━━━ Data excerpts
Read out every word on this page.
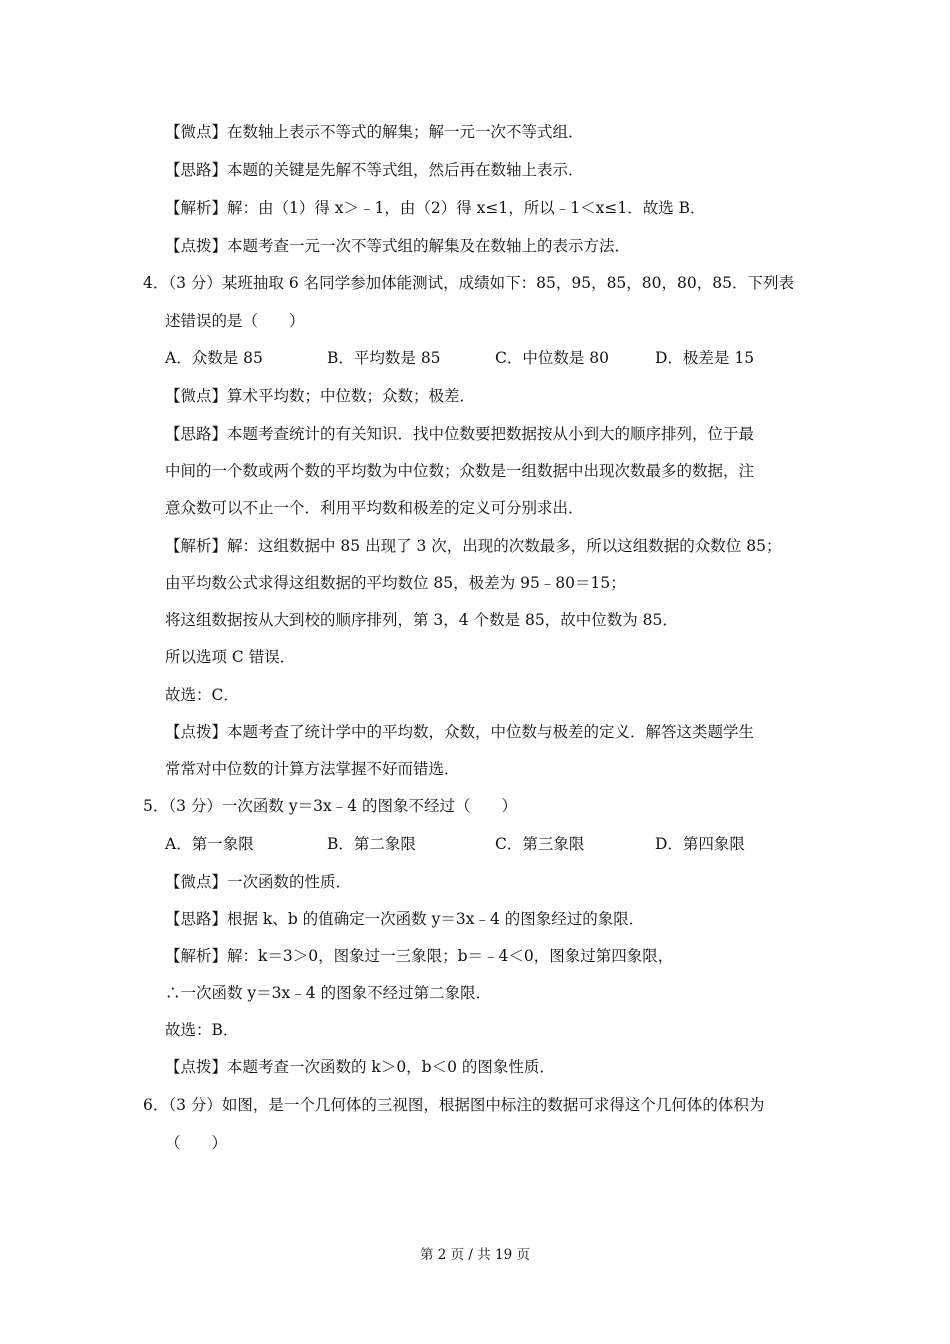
【微点】在数轴上表示不等式的解集；解一元一次不等式组．
【思路】本题的关键是先解不等式组，然后再在数轴上表示．
【解析】解：由（1）得 x＞﹣1，由（2）得 x≤1，所以﹣1＜x≤1．故选 B．
【点拨】本题考查一元一次不等式组的解集及在数轴上的表示方法．
4．（3 分）某班抽取 6 名同学参加体能测试，成绩如下：85，95，85，80，80，85．下列表
述错误的是（　　）
A．众数是 85	B．平均数是 85	C．中位数是 80	D．极差是 15
【微点】算术平均数；中位数；众数；极差．
【思路】本题考查统计的有关知识．找中位数要把数据按从小到大的顺序排列，位于最
中间的一个数或两个数的平均数为中位数；众数是一组数据中出现次数最多的数据，注
意众数可以不止一个．利用平均数和极差的定义可分别求出．
【解析】解：这组数据中 85 出现了 3 次，出现的次数最多，所以这组数据的众数位 85；
由平均数公式求得这组数据的平均数位 85，极差为 95﹣80＝15；
将这组数据按从大到校的顺序排列，第 3，4 个数是 85，故中位数为 85．
所以选项 C 错误．
故选：C．
【点拨】本题考查了统计学中的平均数，众数，中位数与极差的定义．解答这类题学生
常常对中位数的计算方法掌握不好而错选．
5．（3 分）一次函数 y＝3x﹣4 的图象不经过（　　）
A．第一象限	B．第二象限	C．第三象限	D．第四象限
【微点】一次函数的性质．
【思路】根据 k、b 的值确定一次函数 y＝3x﹣4 的图象经过的象限．
【解析】解：k＝3＞0，图象过一三象限；b＝﹣4＜0，图象过第四象限，
∴一次函数 y＝3x﹣4 的图象不经过第二象限．
故选：B．
【点拨】本题考查一次函数的 k＞0，b＜0 的图象性质．
6．（3 分）如图，是一个几何体的三视图，根据图中标注的数据可求得这个几何体的体积为
（　　）
第 2 页 / 共 19 页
━━━━━━
**Task statement**: Please write out all of the material above without changing a word, and omit any pictures.

**Exercise solution**:
Read out every word on this page.
【微点】在数轴上表示不等式的解集；解一元一次不等式组．
【思路】本题的关键是先解不等式组，然后再在数轴上表示．
【解析】解：由（1）得 x＞﹣1，由（2）得 x≤1，所以﹣1＜x≤1．故选 B．
【点拨】本题考查一元一次不等式组的解集及在数轴上的表示方法．
4．（3 分）某班抽取 6 名同学参加体能测试，成绩如下：85，95，85，80，80，85．下列表
述错误的是（　　）
A．众数是 85	B．平均数是 85	C．中位数是 80	D．极差是 15
【微点】算术平均数；中位数；众数；极差．
【思路】本题考查统计的有关知识．找中位数要把数据按从小到大的顺序排列，位于最
中间的一个数或两个数的平均数为中位数；众数是一组数据中出现次数最多的数据，注
意众数可以不止一个．利用平均数和极差的定义可分别求出．
【解析】解：这组数据中 85 出现了 3 次，出现的次数最多，所以这组数据的众数位 85；
由平均数公式求得这组数据的平均数位 85，极差为 95﹣80＝15；
将这组数据按从大到校的顺序排列，第 3，4 个数是 85，故中位数为 85．
所以选项 C 错误．
故选：C．
【点拨】本题考查了统计学中的平均数，众数，中位数与极差的定义．解答这类题学生
常常对中位数的计算方法掌握不好而错选．
5．（3 分）一次函数 y＝3x﹣4 的图象不经过（　　）
A．第一象限	B．第二象限	C．第三象限	D．第四象限
【微点】一次函数的性质．
【思路】根据 k、b 的值确定一次函数 y＝3x﹣4 的图象经过的象限．
【解析】解：k＝3＞0，图象过一三象限；b＝﹣4＜0，图象过第四象限，
∴一次函数 y＝3x﹣4 的图象不经过第二象限．
故选：B．
【点拨】本题考查一次函数的 k＞0，b＜0 的图象性质．
6．（3 分）如图，是一个几何体的三视图，根据图中标注的数据可求得这个几何体的体积为
（　　）
第 2 页 / 共 19 页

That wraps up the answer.